**EXERCISE BRIEF**
Render the records as a Markdown table with the columns Row and Entry, giving each line a row number. Begin at the line that contains "Where is each" and stop after the line that contains "bars bbox=[174, 60, 794, 406]", skipping blank lines and leaving out the pictures.
** start RECORDS PROVIDED **
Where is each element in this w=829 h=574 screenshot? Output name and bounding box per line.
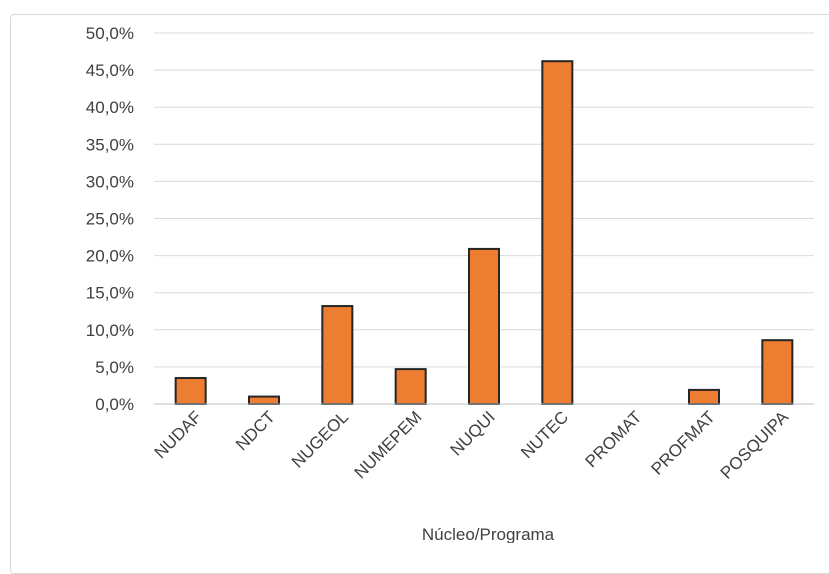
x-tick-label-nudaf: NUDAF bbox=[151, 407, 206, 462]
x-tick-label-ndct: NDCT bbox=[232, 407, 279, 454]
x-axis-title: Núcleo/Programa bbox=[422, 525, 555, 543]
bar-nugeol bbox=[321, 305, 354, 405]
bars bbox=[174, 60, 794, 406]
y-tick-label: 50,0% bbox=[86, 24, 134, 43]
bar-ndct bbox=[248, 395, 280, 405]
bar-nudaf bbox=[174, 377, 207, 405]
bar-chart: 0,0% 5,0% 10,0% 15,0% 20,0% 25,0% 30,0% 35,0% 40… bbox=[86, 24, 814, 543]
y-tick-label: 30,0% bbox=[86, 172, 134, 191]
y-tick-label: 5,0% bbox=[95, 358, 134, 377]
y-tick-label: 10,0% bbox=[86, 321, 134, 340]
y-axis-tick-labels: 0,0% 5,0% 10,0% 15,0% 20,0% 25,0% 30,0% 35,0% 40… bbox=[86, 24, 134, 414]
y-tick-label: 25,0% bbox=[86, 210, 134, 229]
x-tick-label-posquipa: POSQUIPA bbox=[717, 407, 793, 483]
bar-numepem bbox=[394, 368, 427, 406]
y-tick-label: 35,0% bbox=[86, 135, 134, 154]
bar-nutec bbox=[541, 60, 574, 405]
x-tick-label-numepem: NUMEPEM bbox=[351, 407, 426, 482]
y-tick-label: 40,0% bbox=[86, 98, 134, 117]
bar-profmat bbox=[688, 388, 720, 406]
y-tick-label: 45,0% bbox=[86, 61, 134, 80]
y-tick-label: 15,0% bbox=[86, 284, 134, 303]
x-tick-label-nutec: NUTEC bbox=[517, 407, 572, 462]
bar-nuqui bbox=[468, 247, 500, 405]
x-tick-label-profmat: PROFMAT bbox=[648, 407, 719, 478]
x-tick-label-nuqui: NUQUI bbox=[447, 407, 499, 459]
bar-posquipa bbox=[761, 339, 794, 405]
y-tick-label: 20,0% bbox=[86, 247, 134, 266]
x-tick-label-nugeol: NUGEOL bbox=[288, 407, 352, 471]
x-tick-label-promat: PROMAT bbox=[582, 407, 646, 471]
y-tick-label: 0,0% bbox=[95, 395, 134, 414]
** end RECORDS PROVIDED **
** start RECORDS PROVIDED **
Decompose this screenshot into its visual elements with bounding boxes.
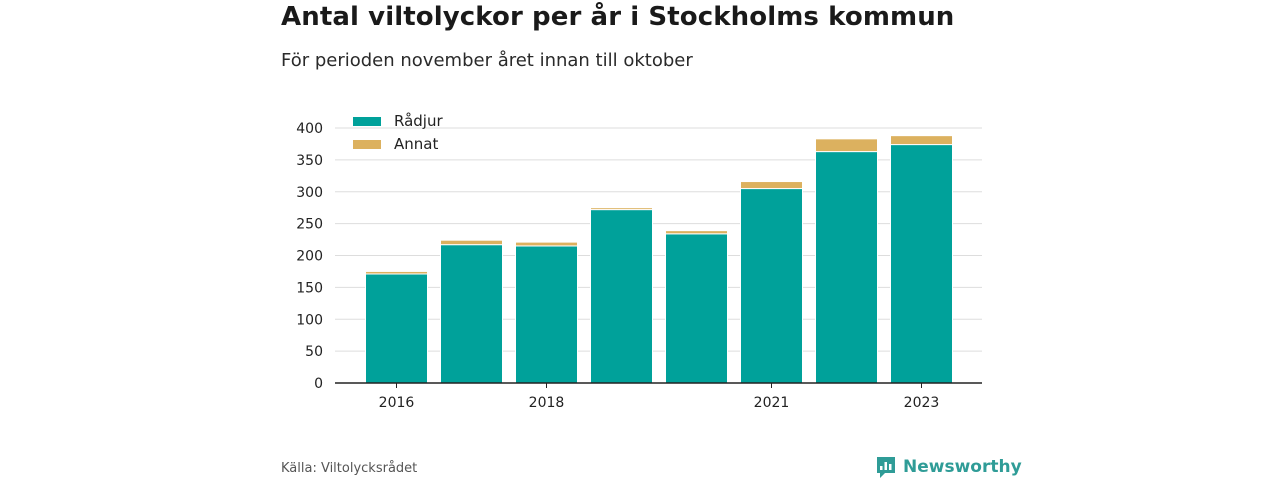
** end RECORDS PROVIDED **
** start RECORDS PROVIDED **
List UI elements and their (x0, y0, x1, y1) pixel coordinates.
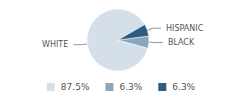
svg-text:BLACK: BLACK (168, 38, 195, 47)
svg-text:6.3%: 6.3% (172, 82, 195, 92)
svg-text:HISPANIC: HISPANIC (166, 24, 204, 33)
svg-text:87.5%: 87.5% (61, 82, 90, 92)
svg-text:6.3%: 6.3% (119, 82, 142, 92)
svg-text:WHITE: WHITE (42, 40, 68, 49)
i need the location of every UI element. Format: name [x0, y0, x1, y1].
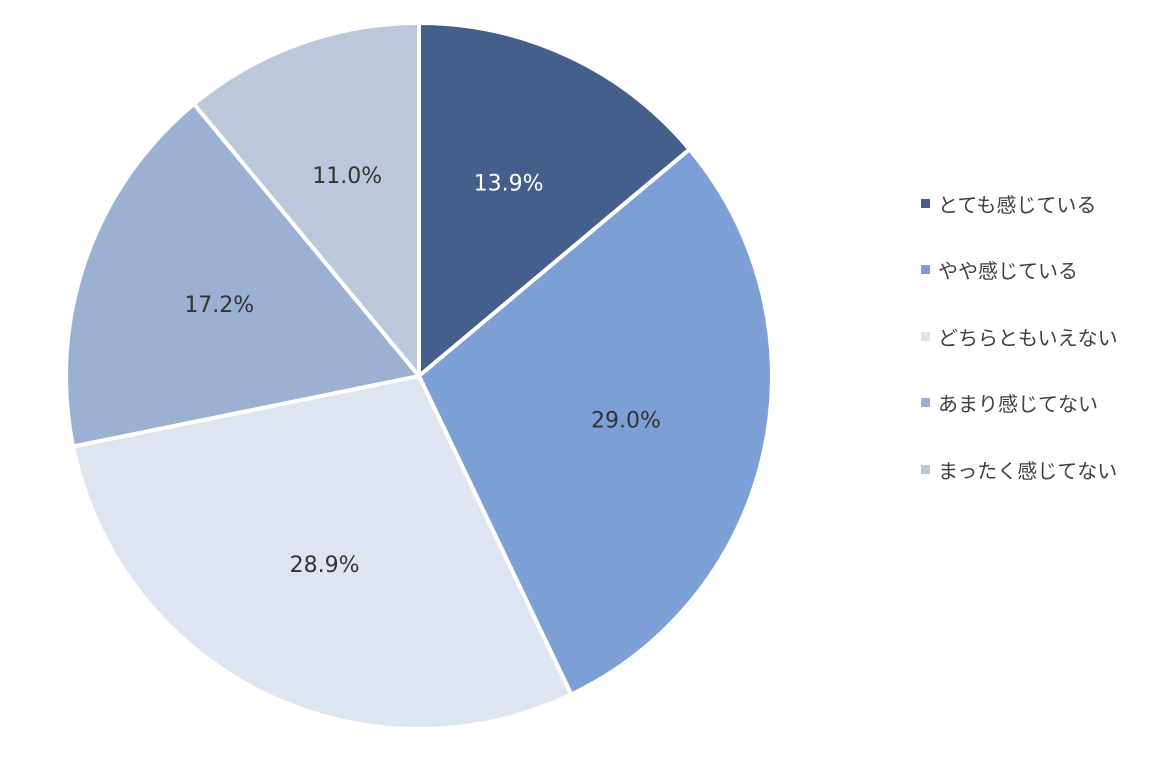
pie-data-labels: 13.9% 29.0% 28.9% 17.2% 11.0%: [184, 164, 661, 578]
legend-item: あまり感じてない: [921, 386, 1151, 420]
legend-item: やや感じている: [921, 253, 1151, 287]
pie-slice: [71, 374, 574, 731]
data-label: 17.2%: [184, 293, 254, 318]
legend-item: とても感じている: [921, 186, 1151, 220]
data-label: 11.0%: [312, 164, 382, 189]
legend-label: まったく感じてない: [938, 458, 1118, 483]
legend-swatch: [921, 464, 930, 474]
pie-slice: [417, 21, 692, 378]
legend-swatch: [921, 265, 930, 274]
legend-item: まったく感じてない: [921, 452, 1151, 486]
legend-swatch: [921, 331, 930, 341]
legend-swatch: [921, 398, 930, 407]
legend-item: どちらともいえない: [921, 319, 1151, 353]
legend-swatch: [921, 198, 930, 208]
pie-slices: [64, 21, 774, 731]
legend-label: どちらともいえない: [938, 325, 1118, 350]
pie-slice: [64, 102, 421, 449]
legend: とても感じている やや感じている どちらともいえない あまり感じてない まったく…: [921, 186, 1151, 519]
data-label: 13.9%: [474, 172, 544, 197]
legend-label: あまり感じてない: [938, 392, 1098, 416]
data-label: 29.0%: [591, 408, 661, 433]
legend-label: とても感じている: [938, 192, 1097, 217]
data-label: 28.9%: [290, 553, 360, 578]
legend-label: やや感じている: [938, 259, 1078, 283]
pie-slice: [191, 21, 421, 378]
** end RECORDS PROVIDED **
**COMPLETE ANSWER**
| Row | Entry |
|---|---|
| 1 | Where is each element in this w=829 h=574 screenshot? Output name and bounding box per line. |
| 2 | x-tick-label-nudaf: NUDAF bbox=[151, 407, 206, 462] |
| 3 | x-tick-label-ndct: NDCT bbox=[232, 407, 279, 454] |
| 4 | x-axis-title: Núcleo/Programa bbox=[422, 525, 555, 543] |
| 5 | bar-nugeol bbox=[321, 305, 354, 405] |
| 6 | bars bbox=[174, 60, 794, 406] |